Scan the material below for the string "Gemüse", and copy every line where it shows up.

=== STORED RECORDS ===
· · ·
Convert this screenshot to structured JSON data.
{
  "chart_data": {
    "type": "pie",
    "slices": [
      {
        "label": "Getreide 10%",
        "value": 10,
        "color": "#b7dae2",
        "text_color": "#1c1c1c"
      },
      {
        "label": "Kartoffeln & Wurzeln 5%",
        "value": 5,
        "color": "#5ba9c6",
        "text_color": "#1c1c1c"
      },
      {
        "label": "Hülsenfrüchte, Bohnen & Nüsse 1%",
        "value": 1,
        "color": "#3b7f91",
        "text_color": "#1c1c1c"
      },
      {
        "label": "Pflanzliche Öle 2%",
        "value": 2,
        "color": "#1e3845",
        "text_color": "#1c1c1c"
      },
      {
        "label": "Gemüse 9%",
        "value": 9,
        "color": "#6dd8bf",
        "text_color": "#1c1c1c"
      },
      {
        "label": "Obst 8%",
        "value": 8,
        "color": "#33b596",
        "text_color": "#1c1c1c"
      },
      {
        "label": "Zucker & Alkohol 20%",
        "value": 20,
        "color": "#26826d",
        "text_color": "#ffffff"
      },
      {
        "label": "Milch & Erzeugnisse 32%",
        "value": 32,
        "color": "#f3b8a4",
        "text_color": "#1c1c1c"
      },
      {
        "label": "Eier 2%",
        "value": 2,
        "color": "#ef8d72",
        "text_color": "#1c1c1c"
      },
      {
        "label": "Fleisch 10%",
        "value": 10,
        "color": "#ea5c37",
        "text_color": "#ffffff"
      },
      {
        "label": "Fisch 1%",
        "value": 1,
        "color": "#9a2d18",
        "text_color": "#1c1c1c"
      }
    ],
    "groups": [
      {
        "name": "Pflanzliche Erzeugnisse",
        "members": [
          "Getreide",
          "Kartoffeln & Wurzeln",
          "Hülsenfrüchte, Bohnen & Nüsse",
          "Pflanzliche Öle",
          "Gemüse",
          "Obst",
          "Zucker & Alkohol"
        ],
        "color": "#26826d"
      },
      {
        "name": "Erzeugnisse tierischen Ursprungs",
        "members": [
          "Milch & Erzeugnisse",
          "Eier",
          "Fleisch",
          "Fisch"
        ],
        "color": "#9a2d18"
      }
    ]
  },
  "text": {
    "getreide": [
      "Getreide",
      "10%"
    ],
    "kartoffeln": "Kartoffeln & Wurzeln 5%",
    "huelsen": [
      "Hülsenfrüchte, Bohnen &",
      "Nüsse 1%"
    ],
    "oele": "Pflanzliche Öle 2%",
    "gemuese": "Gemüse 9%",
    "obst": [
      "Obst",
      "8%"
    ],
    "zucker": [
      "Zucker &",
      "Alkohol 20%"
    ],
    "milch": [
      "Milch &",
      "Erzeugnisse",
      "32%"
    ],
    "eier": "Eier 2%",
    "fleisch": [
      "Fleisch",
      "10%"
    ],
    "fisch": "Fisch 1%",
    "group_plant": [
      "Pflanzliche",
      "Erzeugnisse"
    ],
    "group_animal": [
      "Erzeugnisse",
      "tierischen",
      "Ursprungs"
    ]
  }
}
· · ·
=== ANSWER FOR THIS EXERCISE ===
        "label": "Gemüse 9%",
          "Gemüse",
    "gemuese": "Gemüse 9%",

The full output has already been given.